* [GIVEN TASK]
From the records below, copy every line that contains the word "text".

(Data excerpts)
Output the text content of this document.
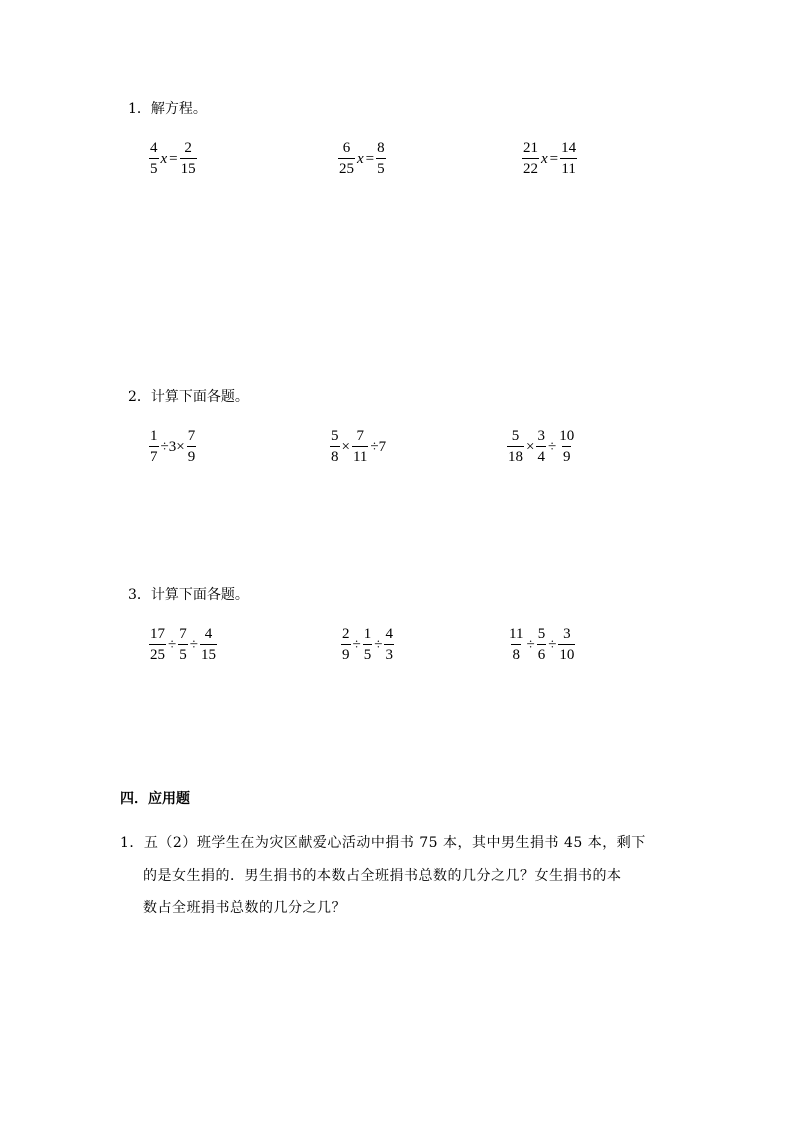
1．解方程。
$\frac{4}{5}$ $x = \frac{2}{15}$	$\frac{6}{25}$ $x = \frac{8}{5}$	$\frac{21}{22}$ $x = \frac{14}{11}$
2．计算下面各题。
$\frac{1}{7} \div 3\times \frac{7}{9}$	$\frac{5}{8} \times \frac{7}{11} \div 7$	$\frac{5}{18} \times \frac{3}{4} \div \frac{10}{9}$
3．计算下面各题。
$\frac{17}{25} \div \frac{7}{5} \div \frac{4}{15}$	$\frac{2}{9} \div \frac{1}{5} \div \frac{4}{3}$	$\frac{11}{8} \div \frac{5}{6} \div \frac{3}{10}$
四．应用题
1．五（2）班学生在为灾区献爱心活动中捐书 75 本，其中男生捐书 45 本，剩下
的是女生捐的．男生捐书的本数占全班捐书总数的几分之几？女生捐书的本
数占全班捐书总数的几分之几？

* * *

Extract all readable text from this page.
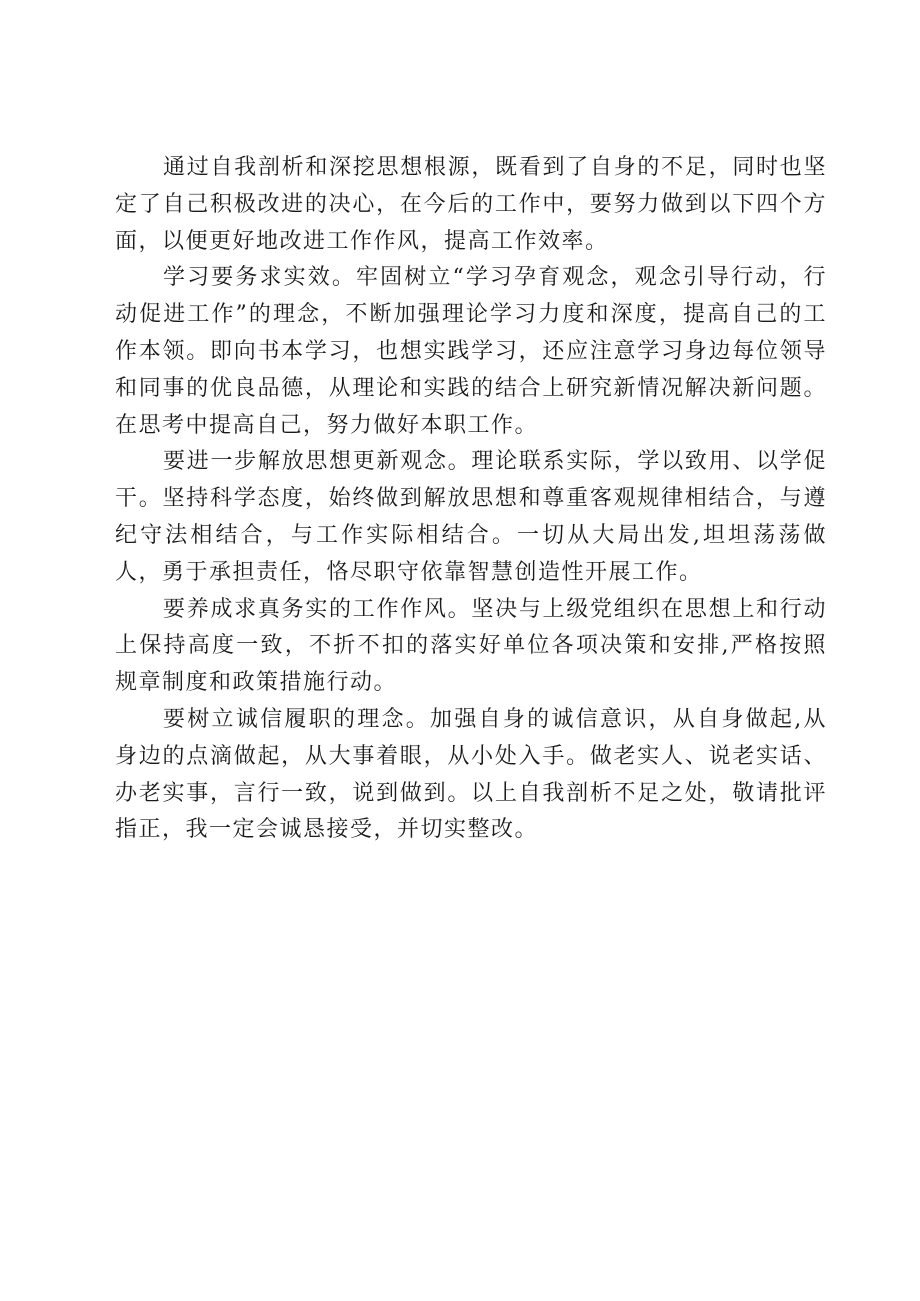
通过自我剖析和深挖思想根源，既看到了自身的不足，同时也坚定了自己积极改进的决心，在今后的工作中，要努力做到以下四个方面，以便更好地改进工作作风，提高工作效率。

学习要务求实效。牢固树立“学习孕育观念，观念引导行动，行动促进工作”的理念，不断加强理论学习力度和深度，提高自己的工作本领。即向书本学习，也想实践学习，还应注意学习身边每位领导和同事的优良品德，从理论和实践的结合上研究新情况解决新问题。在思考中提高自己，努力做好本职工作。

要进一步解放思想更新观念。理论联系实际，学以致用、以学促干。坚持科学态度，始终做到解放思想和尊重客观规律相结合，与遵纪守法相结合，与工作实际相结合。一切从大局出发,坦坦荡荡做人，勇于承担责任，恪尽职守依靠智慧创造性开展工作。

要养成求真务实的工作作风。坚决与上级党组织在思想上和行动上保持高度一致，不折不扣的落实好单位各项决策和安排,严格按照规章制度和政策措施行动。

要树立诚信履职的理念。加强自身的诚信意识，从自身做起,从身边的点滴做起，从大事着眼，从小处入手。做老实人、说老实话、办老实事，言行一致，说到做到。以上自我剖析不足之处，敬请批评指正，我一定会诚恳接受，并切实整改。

* [RESULT OF THIS TASK]
Output the text content of this document.
Extract all readable text from this page.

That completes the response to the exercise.